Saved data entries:

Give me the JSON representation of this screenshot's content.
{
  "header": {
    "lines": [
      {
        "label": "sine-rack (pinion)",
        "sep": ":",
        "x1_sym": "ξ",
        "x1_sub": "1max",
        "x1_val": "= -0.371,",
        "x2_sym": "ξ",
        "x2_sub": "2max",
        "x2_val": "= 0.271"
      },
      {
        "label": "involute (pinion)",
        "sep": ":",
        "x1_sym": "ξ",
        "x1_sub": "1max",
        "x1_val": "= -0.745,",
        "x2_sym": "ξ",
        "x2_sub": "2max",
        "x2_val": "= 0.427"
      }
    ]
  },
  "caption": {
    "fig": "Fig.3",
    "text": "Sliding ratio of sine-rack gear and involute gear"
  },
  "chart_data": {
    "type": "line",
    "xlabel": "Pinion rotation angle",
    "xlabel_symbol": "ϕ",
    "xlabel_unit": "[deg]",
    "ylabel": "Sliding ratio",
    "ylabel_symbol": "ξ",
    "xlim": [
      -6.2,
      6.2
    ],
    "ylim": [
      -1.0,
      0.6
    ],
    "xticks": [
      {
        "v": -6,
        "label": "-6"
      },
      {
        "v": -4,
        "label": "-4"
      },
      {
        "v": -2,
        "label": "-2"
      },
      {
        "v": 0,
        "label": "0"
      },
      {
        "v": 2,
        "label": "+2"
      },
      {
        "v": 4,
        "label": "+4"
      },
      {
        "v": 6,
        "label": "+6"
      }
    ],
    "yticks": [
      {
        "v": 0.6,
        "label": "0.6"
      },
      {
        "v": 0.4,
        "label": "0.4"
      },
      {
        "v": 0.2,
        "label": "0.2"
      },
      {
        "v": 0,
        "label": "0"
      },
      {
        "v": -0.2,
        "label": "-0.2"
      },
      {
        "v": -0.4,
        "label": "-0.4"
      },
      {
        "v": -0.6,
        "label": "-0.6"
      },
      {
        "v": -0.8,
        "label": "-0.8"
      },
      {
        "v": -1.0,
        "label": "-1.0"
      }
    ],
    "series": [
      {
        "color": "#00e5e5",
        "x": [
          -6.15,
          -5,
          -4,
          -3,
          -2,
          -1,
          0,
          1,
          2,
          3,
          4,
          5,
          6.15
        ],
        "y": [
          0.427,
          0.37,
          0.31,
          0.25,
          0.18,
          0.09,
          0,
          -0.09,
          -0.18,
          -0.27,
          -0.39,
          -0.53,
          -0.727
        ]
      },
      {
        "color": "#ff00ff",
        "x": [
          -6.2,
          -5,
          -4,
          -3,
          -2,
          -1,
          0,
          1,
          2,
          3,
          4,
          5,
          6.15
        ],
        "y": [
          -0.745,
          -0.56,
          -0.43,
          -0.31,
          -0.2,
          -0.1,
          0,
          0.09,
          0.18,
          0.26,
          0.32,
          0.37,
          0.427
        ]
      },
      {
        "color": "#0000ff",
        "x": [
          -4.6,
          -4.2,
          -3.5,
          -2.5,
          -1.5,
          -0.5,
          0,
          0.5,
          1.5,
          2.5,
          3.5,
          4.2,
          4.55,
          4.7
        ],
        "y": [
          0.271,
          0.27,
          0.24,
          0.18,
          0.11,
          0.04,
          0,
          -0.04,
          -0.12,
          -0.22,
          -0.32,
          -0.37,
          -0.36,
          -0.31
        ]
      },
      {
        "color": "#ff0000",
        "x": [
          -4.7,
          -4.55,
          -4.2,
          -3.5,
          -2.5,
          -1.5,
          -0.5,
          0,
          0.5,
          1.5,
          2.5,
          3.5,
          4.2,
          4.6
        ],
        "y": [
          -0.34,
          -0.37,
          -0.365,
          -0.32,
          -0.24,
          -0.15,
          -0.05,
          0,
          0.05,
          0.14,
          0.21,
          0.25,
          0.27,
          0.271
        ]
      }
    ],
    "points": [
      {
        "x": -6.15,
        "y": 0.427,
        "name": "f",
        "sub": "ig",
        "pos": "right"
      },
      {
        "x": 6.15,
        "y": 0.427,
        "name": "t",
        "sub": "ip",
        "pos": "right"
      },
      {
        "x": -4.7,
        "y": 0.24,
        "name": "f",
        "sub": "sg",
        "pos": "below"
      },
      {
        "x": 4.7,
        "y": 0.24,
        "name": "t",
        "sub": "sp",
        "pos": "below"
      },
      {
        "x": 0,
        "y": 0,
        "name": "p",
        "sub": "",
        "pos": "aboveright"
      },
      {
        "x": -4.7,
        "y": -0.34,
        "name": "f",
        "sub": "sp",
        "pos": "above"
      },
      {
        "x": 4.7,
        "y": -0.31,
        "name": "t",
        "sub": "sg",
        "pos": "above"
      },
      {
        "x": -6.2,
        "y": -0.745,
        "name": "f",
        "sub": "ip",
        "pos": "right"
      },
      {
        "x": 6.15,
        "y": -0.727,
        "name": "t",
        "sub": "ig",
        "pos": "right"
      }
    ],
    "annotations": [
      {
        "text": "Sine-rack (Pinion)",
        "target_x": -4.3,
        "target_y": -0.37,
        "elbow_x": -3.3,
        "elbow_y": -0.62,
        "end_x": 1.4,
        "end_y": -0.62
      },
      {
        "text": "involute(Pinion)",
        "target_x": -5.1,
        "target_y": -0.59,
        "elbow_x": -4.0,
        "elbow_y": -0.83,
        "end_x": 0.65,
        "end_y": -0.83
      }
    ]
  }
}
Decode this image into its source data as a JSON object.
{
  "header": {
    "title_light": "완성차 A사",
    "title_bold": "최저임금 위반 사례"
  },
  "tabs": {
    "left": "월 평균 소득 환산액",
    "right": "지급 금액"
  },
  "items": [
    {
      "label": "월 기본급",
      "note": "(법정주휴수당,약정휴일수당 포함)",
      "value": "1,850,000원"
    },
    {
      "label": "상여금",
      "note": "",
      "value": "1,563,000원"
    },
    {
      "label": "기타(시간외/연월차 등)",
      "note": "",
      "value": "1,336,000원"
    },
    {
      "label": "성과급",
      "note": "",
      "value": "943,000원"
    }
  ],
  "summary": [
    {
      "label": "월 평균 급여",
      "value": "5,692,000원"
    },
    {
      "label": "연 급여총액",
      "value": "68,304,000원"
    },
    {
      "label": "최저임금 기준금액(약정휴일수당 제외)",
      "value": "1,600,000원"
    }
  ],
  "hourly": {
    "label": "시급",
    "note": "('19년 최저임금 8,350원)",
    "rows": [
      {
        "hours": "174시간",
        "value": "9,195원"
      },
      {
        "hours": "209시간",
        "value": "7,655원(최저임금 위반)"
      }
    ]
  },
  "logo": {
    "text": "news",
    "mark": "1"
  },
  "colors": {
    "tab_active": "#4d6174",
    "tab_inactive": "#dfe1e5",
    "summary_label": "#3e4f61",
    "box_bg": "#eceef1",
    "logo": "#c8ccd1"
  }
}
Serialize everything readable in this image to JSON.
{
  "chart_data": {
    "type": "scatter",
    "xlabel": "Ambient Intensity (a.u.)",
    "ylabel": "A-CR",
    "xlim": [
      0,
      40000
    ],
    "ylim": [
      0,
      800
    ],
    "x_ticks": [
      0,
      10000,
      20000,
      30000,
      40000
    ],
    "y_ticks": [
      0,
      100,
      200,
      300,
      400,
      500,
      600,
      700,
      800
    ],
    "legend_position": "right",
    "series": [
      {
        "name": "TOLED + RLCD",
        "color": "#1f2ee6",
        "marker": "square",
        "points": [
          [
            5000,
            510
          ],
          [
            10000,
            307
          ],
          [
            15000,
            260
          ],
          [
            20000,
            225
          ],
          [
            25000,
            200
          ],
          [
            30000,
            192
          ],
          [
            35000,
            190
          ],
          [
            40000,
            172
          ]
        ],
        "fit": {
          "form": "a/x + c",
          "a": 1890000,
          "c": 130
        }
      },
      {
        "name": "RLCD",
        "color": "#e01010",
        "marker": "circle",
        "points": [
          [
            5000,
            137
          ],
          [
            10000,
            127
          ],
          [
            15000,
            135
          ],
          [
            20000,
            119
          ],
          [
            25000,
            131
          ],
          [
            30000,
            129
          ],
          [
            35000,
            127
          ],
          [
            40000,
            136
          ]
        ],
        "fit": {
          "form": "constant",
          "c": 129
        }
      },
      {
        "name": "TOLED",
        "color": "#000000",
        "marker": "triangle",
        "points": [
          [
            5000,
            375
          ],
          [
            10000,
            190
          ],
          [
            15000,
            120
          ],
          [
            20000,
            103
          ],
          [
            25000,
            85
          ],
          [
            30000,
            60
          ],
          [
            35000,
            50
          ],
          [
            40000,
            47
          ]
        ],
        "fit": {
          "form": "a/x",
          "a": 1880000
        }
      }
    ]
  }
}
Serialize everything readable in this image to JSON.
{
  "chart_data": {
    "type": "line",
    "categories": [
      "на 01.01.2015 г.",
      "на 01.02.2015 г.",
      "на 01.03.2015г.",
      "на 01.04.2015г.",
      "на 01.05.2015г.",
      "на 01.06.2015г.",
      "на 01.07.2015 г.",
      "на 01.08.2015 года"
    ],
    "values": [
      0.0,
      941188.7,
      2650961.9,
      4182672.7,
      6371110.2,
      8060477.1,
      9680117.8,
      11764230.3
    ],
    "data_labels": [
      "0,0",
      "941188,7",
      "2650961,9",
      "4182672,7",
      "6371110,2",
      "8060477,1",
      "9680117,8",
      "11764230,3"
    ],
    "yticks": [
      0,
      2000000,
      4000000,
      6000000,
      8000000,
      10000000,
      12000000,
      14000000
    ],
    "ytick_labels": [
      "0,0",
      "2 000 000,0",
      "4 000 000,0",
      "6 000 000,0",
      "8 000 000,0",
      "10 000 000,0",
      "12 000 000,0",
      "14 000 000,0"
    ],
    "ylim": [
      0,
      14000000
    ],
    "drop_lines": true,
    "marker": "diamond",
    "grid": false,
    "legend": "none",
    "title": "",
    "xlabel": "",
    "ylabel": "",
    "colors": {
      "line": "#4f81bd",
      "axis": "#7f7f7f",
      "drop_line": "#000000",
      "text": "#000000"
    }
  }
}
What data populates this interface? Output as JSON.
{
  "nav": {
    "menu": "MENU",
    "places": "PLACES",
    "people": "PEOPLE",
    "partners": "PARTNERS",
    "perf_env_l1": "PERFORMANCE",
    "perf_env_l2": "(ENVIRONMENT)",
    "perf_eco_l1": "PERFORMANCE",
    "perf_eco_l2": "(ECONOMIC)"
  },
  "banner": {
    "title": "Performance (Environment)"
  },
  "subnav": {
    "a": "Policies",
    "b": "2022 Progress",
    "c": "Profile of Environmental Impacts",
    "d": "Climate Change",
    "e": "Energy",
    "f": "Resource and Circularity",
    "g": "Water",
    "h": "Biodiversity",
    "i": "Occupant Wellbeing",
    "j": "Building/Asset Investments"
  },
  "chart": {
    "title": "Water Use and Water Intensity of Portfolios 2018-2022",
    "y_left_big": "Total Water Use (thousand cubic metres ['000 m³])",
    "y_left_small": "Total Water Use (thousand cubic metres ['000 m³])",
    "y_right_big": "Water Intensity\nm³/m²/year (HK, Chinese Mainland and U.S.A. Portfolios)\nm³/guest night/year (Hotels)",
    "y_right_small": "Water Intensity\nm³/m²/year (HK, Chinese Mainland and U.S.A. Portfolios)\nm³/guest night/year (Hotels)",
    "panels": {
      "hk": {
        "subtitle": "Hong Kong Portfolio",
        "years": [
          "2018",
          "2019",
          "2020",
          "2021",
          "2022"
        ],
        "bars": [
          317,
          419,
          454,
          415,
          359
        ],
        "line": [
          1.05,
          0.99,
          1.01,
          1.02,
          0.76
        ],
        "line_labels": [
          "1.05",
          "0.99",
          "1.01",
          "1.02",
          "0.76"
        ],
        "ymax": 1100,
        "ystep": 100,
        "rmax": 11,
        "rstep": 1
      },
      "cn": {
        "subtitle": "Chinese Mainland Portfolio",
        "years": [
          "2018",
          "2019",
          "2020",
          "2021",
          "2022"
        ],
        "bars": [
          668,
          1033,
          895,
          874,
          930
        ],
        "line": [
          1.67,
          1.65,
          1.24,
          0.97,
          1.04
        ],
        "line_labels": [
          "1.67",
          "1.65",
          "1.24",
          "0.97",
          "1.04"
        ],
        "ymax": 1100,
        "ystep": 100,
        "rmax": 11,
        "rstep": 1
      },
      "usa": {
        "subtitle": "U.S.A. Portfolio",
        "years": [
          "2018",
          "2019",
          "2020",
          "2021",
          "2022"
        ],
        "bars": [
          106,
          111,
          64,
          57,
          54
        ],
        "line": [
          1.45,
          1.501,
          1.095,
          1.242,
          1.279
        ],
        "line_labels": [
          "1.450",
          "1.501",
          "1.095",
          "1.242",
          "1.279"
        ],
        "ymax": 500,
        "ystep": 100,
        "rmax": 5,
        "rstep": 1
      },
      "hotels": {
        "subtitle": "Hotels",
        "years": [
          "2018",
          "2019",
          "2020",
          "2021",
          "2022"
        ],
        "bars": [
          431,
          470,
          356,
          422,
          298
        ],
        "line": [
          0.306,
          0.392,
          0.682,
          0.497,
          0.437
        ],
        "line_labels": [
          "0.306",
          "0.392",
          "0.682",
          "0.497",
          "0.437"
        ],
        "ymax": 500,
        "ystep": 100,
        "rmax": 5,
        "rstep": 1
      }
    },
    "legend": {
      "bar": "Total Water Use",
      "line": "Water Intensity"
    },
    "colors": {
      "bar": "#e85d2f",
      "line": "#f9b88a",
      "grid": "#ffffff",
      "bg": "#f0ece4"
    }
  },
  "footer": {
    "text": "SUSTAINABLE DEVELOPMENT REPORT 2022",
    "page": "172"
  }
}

▶ [What the task asks]:
Return each full line of the entries that contains the word "Sliding".

▶ [Output below]:
    "text": "Sliding ratio of sine-rack gear and involute gear"
    "ylabel": "Sliding ratio",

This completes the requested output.